▸ **Exercise requirements**:
Scan the data below for the string "name". Show every line where it turns up.
»»
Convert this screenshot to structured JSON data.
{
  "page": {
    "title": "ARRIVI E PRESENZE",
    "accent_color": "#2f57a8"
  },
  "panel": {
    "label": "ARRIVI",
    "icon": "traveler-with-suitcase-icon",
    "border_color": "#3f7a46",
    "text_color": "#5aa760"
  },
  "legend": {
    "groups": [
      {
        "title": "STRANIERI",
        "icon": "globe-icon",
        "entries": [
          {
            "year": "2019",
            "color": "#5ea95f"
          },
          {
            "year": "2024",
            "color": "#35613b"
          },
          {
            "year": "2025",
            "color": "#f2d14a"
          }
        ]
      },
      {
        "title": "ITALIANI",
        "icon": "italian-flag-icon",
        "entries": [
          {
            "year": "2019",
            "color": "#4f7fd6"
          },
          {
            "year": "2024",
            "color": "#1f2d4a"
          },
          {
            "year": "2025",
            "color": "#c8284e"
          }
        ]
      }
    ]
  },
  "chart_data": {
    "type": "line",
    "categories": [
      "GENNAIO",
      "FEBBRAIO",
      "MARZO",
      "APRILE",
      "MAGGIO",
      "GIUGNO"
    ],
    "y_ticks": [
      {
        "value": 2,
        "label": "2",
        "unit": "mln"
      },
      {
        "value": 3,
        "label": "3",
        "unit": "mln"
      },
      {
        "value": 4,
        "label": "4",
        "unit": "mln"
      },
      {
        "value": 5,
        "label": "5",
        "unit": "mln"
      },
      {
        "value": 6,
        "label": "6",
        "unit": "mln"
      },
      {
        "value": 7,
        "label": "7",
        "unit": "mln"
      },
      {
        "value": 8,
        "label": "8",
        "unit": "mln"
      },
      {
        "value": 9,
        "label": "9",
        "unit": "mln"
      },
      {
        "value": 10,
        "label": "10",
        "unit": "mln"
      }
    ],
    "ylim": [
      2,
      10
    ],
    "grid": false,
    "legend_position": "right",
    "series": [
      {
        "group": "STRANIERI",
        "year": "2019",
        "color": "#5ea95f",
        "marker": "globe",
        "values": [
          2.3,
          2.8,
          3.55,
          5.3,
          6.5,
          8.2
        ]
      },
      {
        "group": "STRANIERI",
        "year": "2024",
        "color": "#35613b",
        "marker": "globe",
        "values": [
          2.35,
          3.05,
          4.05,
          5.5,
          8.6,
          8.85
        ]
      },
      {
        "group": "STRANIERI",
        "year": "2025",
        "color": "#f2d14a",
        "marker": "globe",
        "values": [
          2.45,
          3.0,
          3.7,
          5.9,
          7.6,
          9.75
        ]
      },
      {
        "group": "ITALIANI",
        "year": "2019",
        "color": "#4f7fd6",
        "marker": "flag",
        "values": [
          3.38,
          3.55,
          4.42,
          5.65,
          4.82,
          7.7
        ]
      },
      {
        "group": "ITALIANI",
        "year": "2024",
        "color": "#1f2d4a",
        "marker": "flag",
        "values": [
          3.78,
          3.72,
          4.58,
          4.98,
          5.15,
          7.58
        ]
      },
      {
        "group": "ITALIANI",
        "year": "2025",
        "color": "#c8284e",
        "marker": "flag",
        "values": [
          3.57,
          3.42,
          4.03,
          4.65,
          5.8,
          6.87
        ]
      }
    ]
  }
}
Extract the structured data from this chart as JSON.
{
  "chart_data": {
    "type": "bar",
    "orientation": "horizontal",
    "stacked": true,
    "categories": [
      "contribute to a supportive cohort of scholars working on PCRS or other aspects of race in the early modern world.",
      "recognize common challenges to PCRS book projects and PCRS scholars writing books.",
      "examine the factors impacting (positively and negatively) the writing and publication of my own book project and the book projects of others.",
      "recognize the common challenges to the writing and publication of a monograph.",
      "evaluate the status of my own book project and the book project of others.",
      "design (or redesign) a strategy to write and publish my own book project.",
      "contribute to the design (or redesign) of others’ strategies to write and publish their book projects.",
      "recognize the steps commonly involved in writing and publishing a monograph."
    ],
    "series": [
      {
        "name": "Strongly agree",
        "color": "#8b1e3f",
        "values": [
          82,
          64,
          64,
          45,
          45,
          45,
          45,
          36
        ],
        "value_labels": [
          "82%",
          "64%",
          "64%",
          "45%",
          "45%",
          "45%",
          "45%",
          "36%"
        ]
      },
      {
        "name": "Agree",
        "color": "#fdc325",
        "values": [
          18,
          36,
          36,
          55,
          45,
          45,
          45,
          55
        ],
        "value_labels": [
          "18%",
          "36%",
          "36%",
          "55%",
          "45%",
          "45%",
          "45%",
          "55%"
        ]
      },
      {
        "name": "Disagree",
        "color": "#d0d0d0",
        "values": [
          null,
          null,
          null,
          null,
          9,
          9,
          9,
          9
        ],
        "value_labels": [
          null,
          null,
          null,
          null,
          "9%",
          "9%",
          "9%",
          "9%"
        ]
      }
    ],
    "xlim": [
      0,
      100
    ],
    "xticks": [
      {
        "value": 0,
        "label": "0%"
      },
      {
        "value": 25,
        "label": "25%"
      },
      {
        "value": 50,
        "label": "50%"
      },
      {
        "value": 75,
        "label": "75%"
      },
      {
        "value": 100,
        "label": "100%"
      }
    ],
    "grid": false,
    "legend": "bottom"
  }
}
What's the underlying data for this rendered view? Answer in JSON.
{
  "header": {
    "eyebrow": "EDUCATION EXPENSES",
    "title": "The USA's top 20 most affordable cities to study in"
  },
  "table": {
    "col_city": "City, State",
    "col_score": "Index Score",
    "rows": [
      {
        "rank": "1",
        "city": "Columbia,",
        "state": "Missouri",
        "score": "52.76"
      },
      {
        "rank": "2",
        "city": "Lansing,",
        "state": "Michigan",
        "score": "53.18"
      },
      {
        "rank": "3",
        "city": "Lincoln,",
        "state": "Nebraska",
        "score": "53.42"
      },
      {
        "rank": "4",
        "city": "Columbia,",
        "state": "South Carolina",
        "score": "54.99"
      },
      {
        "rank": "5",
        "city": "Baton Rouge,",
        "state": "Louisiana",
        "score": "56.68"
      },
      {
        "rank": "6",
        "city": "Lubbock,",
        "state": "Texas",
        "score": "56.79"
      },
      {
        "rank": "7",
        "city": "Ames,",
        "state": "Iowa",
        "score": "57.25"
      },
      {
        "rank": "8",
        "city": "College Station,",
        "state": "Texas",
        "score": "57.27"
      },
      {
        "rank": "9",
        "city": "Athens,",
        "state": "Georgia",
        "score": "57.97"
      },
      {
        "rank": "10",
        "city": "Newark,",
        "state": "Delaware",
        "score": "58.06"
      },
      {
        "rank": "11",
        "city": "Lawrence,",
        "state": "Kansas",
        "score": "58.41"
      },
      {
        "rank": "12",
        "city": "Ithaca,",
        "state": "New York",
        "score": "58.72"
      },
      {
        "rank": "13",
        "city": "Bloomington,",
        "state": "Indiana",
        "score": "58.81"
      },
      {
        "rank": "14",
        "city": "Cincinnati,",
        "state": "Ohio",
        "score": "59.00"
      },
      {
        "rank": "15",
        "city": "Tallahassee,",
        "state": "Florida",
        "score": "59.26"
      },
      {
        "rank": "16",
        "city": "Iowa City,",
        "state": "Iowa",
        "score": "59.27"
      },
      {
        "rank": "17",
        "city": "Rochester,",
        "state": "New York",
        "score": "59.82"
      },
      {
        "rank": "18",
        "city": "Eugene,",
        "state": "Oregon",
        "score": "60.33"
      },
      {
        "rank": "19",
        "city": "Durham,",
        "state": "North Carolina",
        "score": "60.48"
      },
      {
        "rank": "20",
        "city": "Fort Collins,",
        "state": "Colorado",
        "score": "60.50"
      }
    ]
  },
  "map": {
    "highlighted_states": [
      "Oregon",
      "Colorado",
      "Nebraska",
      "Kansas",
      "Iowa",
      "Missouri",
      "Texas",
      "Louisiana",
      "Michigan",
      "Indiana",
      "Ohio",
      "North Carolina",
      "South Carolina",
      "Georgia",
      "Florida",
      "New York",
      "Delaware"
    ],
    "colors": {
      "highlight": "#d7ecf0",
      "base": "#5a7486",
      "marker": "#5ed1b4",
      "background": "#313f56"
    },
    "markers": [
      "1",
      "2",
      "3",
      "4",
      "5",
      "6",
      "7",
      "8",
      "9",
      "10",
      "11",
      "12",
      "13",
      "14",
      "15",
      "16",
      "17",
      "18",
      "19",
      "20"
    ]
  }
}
««
▸ **Result for this exercise**:
        "name": "Strongly agree",
        "name": "Agree",
        "name": "Disagree",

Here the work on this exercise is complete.